• **GIVEN INSTRUCTION**
Look through the data below. Pick out the lines holding the string "Российской".

Recorded data
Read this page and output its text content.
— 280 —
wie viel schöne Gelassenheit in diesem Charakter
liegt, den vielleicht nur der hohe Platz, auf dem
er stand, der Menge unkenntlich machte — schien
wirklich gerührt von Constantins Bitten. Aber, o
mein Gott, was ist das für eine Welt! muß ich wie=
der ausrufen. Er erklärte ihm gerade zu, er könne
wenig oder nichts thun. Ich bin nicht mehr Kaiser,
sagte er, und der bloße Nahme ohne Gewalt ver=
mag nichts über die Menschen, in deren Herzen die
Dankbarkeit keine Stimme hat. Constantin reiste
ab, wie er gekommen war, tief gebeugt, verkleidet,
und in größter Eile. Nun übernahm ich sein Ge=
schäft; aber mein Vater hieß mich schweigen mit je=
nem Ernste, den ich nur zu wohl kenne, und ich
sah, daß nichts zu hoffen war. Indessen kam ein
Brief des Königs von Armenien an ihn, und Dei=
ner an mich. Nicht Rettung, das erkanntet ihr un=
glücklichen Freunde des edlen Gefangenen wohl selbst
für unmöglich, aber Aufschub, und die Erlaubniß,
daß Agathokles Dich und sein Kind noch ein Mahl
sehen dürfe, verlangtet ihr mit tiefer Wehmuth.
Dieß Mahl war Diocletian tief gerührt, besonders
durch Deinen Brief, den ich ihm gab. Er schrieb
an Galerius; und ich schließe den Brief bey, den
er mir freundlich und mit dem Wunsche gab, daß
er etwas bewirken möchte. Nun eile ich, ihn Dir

* * *

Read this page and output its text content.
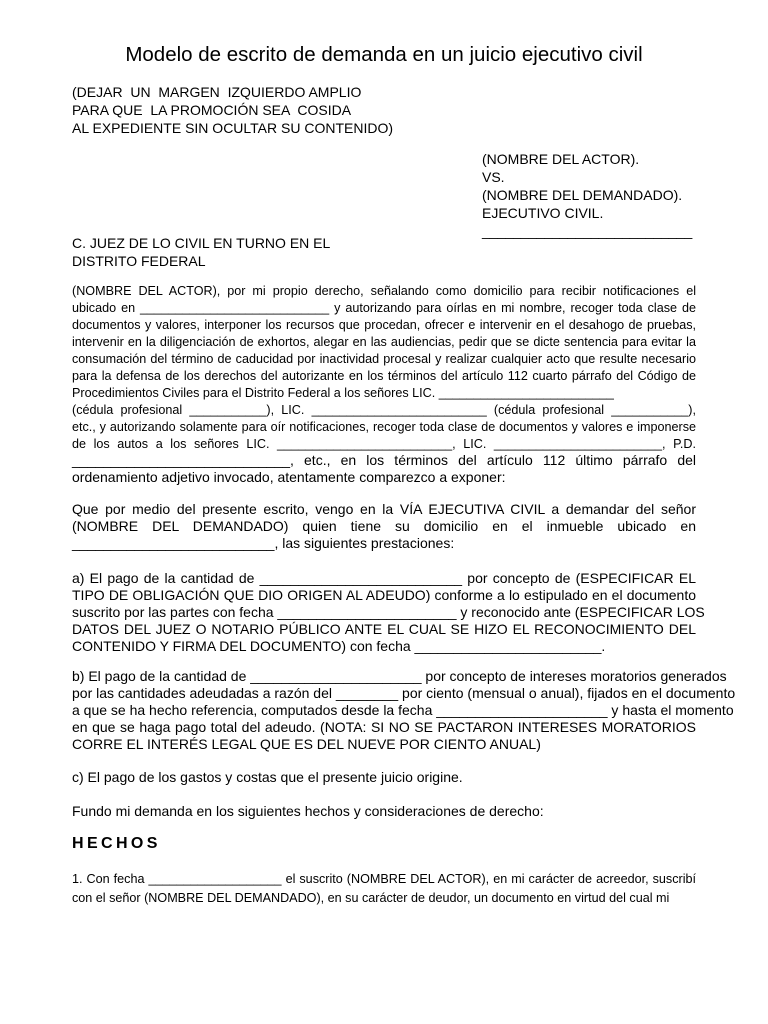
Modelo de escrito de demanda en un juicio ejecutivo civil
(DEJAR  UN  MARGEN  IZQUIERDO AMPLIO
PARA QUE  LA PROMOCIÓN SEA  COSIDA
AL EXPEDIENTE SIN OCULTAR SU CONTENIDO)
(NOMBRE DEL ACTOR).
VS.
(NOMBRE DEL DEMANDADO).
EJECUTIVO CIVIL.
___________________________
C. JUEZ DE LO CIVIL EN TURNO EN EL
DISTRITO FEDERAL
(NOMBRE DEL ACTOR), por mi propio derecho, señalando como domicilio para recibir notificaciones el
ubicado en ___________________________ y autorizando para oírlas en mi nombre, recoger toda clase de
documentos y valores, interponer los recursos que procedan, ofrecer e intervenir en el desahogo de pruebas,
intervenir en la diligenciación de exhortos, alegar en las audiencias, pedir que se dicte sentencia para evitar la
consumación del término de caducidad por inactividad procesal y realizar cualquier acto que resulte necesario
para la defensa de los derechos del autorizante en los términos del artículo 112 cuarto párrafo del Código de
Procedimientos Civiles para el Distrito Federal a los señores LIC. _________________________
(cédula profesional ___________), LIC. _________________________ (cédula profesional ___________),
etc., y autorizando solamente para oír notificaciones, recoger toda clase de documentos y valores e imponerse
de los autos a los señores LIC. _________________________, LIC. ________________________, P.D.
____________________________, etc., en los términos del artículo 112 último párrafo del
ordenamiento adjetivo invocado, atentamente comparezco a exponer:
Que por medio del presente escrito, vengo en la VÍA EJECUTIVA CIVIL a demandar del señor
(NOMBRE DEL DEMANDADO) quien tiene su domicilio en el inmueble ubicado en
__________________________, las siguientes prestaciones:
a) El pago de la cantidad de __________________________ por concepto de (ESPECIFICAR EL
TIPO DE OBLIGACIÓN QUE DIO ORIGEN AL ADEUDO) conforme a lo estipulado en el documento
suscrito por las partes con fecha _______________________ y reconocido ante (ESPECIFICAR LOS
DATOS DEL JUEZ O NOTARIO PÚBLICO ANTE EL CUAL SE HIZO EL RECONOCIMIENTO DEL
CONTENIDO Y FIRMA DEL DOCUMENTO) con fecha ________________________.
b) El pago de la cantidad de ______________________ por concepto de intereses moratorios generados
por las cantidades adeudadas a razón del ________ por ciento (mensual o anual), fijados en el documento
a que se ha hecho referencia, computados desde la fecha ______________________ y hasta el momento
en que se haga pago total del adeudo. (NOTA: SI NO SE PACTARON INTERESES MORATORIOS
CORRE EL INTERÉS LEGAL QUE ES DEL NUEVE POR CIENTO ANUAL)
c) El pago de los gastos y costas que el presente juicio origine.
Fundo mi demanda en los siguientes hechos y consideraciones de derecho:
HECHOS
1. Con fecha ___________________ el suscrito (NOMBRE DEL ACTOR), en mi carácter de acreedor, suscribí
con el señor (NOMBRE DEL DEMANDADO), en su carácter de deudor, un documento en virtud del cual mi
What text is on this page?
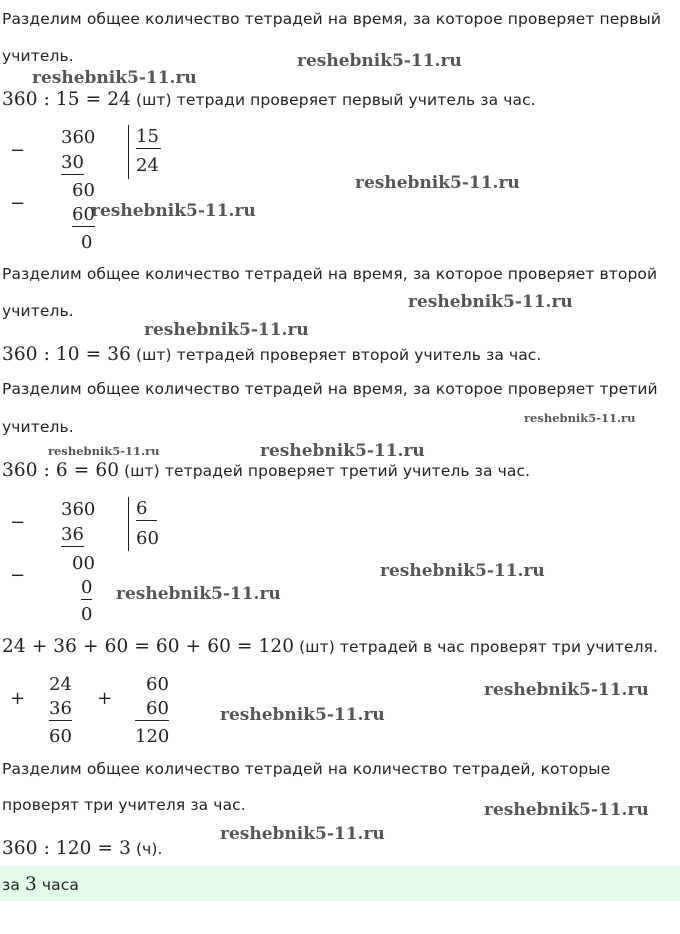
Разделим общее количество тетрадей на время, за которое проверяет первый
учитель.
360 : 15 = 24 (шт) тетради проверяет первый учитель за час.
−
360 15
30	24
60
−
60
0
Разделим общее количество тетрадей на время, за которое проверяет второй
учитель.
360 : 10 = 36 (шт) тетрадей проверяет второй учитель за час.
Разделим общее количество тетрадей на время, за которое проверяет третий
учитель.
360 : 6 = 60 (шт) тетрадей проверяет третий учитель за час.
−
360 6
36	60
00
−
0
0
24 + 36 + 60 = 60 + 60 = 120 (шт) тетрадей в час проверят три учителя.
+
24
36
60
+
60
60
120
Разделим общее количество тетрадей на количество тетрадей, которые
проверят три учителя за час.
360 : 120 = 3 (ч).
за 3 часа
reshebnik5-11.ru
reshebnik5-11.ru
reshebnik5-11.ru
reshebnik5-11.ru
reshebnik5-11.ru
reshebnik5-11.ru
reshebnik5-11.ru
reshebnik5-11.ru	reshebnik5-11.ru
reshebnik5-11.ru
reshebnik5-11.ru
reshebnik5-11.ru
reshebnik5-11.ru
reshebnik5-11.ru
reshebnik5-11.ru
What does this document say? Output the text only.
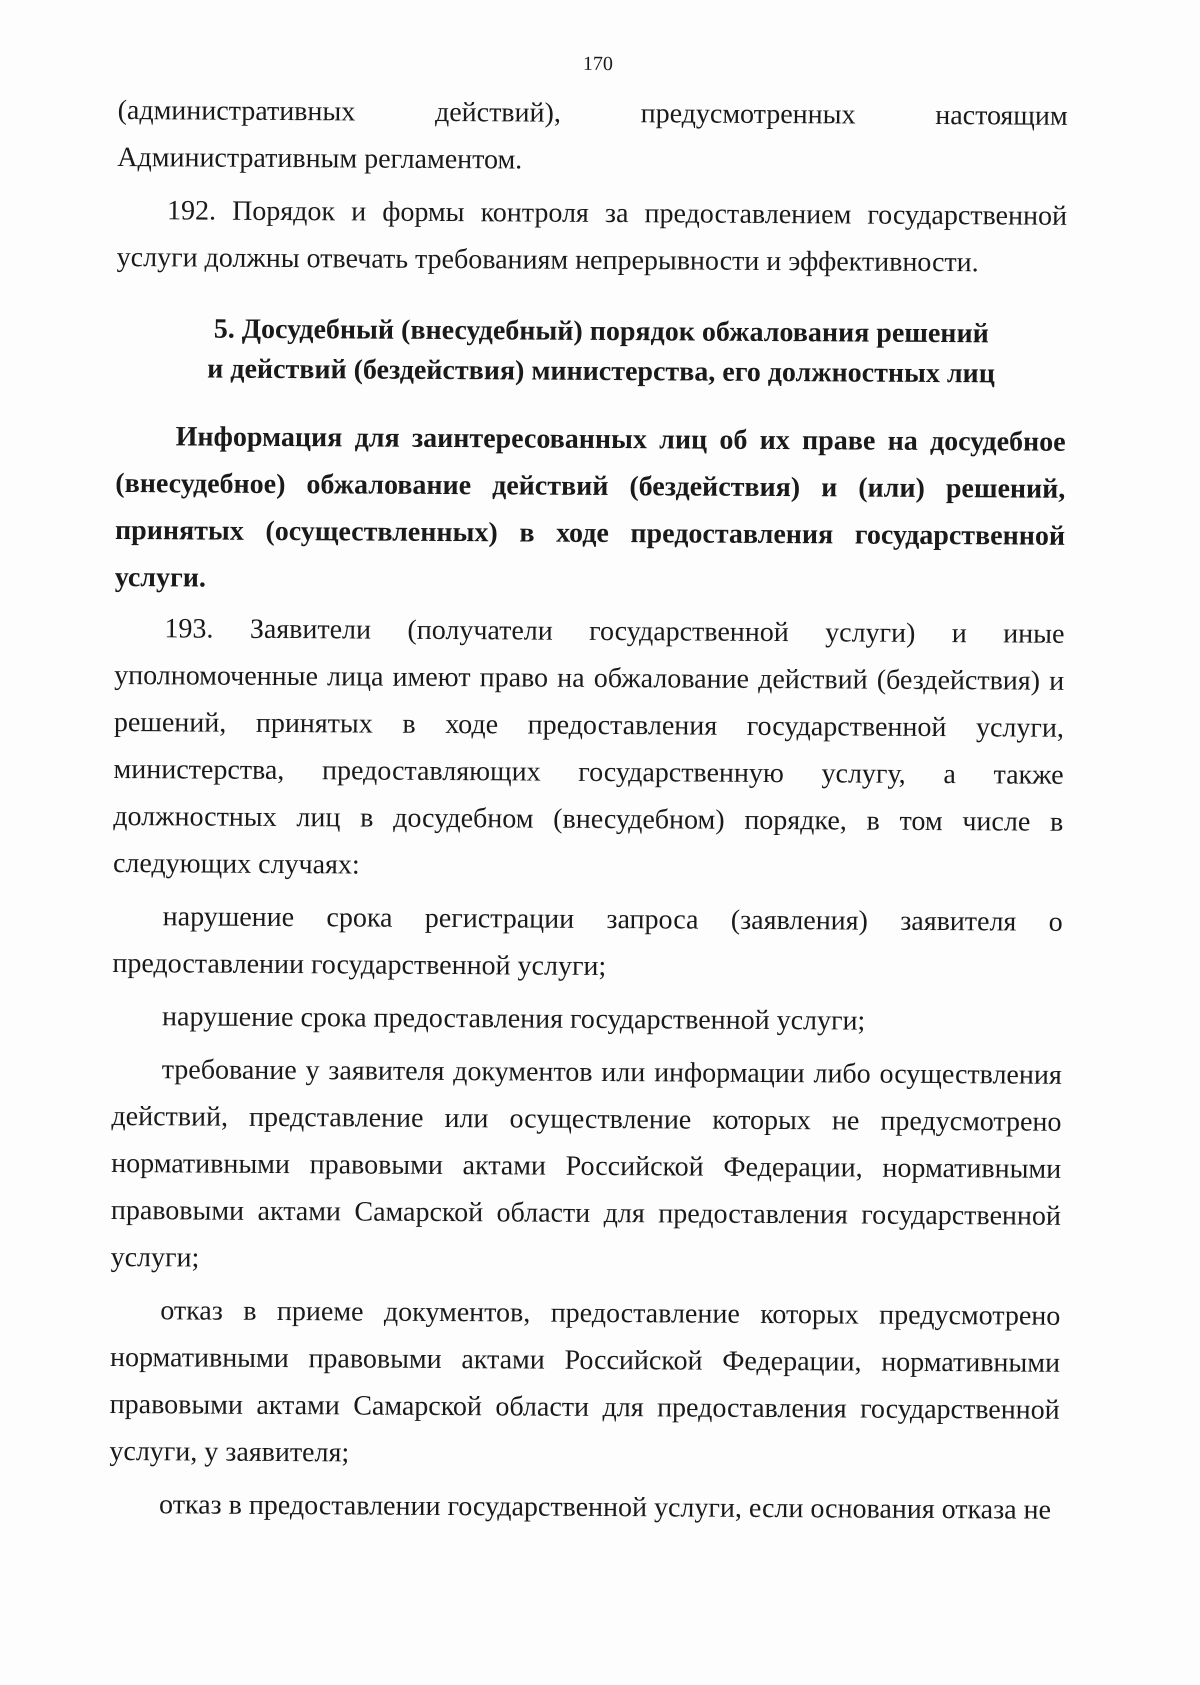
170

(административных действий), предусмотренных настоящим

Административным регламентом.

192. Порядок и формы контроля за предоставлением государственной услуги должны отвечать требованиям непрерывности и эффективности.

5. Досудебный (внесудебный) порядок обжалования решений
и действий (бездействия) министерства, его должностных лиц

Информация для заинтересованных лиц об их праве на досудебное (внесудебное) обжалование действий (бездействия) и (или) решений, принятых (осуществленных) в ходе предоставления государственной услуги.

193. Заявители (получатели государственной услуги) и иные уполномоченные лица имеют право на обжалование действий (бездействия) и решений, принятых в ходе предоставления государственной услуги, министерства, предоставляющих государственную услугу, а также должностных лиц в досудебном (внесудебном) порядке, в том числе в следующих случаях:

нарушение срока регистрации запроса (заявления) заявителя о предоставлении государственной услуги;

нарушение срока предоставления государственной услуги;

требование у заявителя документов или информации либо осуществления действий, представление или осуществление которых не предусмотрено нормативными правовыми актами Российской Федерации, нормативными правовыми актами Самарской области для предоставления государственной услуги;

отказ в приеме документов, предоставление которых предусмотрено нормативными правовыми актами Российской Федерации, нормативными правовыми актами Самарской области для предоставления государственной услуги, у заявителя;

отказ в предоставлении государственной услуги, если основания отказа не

• **RESULT FOR THIS EXERCISE**
требование у заявителя документов или информации либо осуществления действий, представление или осуществление которых не предусмотрено нормативными правовыми актами Российской Федерации, нормативными правовыми актами Самарской области для предоставления государственной услуги;
отказ в приеме документов, предоставление которых предусмотрено нормативными правовыми актами Российской Федерации, нормативными правовыми актами Самарской области для предоставления государственной услуги, у заявителя;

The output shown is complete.